Reproduce the listing verbatim.

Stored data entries
○ ○ ○ ○ ○
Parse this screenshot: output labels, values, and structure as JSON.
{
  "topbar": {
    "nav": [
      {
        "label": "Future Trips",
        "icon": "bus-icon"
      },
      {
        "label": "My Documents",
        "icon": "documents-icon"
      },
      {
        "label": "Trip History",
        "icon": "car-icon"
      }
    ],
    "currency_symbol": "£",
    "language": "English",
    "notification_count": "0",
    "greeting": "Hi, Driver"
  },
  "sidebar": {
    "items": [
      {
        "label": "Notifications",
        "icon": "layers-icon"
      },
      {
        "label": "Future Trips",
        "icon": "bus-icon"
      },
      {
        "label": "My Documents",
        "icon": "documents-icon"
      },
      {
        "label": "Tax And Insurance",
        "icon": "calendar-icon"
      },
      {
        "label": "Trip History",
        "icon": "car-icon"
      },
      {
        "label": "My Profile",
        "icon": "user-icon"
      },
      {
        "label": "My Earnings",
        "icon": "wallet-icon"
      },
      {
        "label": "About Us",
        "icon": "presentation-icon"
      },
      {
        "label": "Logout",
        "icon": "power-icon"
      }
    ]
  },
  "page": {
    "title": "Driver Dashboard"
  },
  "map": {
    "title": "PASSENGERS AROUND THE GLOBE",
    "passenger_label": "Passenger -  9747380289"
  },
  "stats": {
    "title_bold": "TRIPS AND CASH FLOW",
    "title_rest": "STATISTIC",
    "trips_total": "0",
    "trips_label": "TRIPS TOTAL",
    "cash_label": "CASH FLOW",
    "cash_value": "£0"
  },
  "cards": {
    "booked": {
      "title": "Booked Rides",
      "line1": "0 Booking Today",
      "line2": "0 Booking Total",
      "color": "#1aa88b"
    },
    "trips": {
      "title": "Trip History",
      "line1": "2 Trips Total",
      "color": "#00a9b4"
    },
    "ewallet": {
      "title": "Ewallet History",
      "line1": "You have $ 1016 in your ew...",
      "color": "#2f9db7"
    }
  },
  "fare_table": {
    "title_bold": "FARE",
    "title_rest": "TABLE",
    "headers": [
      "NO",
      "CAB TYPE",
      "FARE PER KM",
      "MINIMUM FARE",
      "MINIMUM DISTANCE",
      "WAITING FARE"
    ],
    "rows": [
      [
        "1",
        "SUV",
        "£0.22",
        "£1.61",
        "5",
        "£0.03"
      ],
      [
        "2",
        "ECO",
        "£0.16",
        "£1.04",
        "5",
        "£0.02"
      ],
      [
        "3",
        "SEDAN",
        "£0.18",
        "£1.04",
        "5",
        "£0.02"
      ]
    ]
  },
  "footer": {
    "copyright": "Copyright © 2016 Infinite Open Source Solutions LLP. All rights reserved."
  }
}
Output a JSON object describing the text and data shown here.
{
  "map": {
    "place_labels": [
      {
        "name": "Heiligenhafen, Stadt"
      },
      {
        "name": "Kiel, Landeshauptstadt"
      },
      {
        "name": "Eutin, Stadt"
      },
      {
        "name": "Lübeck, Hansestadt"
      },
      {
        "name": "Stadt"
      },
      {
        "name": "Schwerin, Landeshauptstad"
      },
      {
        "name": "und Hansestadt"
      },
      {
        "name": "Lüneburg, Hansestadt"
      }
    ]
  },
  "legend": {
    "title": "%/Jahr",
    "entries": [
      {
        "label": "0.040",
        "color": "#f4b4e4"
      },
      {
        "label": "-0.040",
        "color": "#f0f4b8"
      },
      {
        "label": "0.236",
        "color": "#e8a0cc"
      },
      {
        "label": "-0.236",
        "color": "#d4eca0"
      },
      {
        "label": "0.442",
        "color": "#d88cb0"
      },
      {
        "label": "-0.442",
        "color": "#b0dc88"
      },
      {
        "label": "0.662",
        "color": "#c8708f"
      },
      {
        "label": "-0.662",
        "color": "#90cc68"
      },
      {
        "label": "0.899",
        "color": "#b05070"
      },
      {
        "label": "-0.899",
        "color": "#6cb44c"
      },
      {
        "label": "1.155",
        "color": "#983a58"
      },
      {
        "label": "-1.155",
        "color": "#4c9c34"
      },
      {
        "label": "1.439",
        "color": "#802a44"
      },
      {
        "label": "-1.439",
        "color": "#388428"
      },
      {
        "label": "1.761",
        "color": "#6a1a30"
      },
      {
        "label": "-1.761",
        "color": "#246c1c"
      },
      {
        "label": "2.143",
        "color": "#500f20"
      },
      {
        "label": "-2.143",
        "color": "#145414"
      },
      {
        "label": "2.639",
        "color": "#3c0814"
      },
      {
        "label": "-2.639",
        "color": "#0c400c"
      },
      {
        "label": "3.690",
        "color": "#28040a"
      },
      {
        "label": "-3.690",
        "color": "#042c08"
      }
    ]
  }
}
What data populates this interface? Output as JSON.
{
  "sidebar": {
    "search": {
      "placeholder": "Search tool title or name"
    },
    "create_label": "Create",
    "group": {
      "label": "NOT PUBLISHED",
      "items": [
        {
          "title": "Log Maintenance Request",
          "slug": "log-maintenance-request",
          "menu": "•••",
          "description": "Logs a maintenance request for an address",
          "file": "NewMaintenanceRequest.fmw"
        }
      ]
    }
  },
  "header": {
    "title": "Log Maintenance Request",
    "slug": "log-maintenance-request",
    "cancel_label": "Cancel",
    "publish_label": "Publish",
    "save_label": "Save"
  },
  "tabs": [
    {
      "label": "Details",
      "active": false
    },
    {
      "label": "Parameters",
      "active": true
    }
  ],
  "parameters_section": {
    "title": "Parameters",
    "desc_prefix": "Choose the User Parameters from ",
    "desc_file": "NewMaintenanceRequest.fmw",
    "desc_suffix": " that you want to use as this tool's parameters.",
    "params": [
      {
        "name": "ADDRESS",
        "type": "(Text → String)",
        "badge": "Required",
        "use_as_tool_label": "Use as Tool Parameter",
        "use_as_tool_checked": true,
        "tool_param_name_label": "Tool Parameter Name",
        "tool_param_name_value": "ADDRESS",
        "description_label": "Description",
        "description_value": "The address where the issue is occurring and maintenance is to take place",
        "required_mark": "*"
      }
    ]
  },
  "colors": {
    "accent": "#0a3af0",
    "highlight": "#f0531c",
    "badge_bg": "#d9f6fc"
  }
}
○ ○ ○ ○ ○
** EXERCISE ANSWER **
Parse this screenshot: output labels, values, and structure as JSON.
{
  "topbar": {
    "nav": [
      {
        "label": "Future Trips",
        "icon": "bus-icon"
      },
      {
        "label": "My Documents",
        "icon": "documents-icon"
      },
      {
        "label": "Trip History",
        "icon": "car-icon"
      }
    ],
    "currency_symbol": "£",
    "language": "English",
    "notification_count": "0",
    "greeting": "Hi, Driver"
  },
  "sidebar": {
    "items": [
      {
        "label": "Notifications",
        "icon": "layers-icon"
      },
      {
        "label": "Future Trips",
        "icon": "bus-icon"
      },
      {
        "label": "My Documents",
        "icon": "documents-icon"
      },
      {
        "label": "Tax And Insurance",
        "icon": "calendar-icon"
      },
      {
        "label": "Trip History",
        "icon": "car-icon"
      },
      {
        "label": "My Profile",
        "icon": "user-icon"
      },
      {
        "label": "My Earnings",
        "icon": "wallet-icon"
      },
      {
        "label": "About Us",
        "icon": "presentation-icon"
      },
      {
        "label": "Logout",
        "icon": "power-icon"
      }
    ]
  },
  "page": {
    "title": "Driver Dashboard"
  },
  "map": {
    "title": "PASSENGERS AROUND THE GLOBE",
    "passenger_label": "Passenger -  9747380289"
  },
  "stats": {
    "title_bold": "TRIPS AND CASH FLOW",
    "title_rest": "STATISTIC",
    "trips_total": "0",
    "trips_label": "TRIPS TOTAL",
    "cash_label": "CASH FLOW",
    "cash_value": "£0"
  },
  "cards": {
    "booked": {
      "title": "Booked Rides",
      "line1": "0 Booking Today",
      "line2": "0 Booking Total",
      "color": "#1aa88b"
    },
    "trips": {
      "title": "Trip History",
      "line1": "2 Trips Total",
      "color": "#00a9b4"
    },
    "ewallet": {
      "title": "Ewallet History",
      "line1": "You have $ 1016 in your ew...",
      "color": "#2f9db7"
    }
  },
  "fare_table": {
    "title_bold": "FARE",
    "title_rest": "TABLE",
    "headers": [
      "NO",
      "CAB TYPE",
      "FARE PER KM",
      "MINIMUM FARE",
      "MINIMUM DISTANCE",
      "WAITING FARE"
    ],
    "rows": [
      [
        "1",
        "SUV",
        "£0.22",
        "£1.61",
        "5",
        "£0.03"
      ],
      [
        "2",
        "ECO",
        "£0.16",
        "£1.04",
        "5",
        "£0.02"
      ],
      [
        "3",
        "SEDAN",
        "£0.18",
        "£1.04",
        "5",
        "£0.02"
      ]
    ]
  },
  "footer": {
    "copyright": "Copyright © 2016 Infinite Open Source Solutions LLP. All rights reserved."
  }
}
Output a JSON object describing the text and data shown here.
{
  "map": {
    "place_labels": [
      {
        "name": "Heiligenhafen, Stadt"
      },
      {
        "name": "Kiel, Landeshauptstadt"
      },
      {
        "name": "Eutin, Stadt"
      },
      {
        "name": "Lübeck, Hansestadt"
      },
      {
        "name": "Stadt"
      },
      {
        "name": "Schwerin, Landeshauptstad"
      },
      {
        "name": "und Hansestadt"
      },
      {
        "name": "Lüneburg, Hansestadt"
      }
    ]
  },
  "legend": {
    "title": "%/Jahr",
    "entries": [
      {
        "label": "0.040",
        "color": "#f4b4e4"
      },
      {
        "label": "-0.040",
        "color": "#f0f4b8"
      },
      {
        "label": "0.236",
        "color": "#e8a0cc"
      },
      {
        "label": "-0.236",
        "color": "#d4eca0"
      },
      {
        "label": "0.442",
        "color": "#d88cb0"
      },
      {
        "label": "-0.442",
        "color": "#b0dc88"
      },
      {
        "label": "0.662",
        "color": "#c8708f"
      },
      {
        "label": "-0.662",
        "color": "#90cc68"
      },
      {
        "label": "0.899",
        "color": "#b05070"
      },
      {
        "label": "-0.899",
        "color": "#6cb44c"
      },
      {
        "label": "1.155",
        "color": "#983a58"
      },
      {
        "label": "-1.155",
        "color": "#4c9c34"
      },
      {
        "label": "1.439",
        "color": "#802a44"
      },
      {
        "label": "-1.439",
        "color": "#388428"
      },
      {
        "label": "1.761",
        "color": "#6a1a30"
      },
      {
        "label": "-1.761",
        "color": "#246c1c"
      },
      {
        "label": "2.143",
        "color": "#500f20"
      },
      {
        "label": "-2.143",
        "color": "#145414"
      },
      {
        "label": "2.639",
        "color": "#3c0814"
      },
      {
        "label": "-2.639",
        "color": "#0c400c"
      },
      {
        "label": "3.690",
        "color": "#28040a"
      },
      {
        "label": "-3.690",
        "color": "#042c08"
      }
    ]
  }
}
What data populates this interface? Output as JSON.
{
  "sidebar": {
    "search": {
      "placeholder": "Search tool title or name"
    },
    "create_label": "Create",
    "group": {
      "label": "NOT PUBLISHED",
      "items": [
        {
          "title": "Log Maintenance Request",
          "slug": "log-maintenance-request",
          "menu": "•••",
          "description": "Logs a maintenance request for an address",
          "file": "NewMaintenanceRequest.fmw"
        }
      ]
    }
  },
  "header": {
    "title": "Log Maintenance Request",
    "slug": "log-maintenance-request",
    "cancel_label": "Cancel",
    "publish_label": "Publish",
    "save_label": "Save"
  },
  "tabs": [
    {
      "label": "Details",
      "active": false
    },
    {
      "label": "Parameters",
      "active": true
    }
  ],
  "parameters_section": {
    "title": "Parameters",
    "desc_prefix": "Choose the User Parameters from ",
    "desc_file": "NewMaintenanceRequest.fmw",
    "desc_suffix": " that you want to use as this tool's parameters.",
    "params": [
      {
        "name": "ADDRESS",
        "type": "(Text → String)",
        "badge": "Required",
        "use_as_tool_label": "Use as Tool Parameter",
        "use_as_tool_checked": true,
        "tool_param_name_label": "Tool Parameter Name",
        "tool_param_name_value": "ADDRESS",
        "description_label": "Description",
        "description_value": "The address where the issue is occurring and maintenance is to take place",
        "required_mark": "*"
      }
    ]
  },
  "colors": {
    "accent": "#0a3af0",
    "highlight": "#f0531c",
    "badge_bg": "#d9f6fc"
  }
}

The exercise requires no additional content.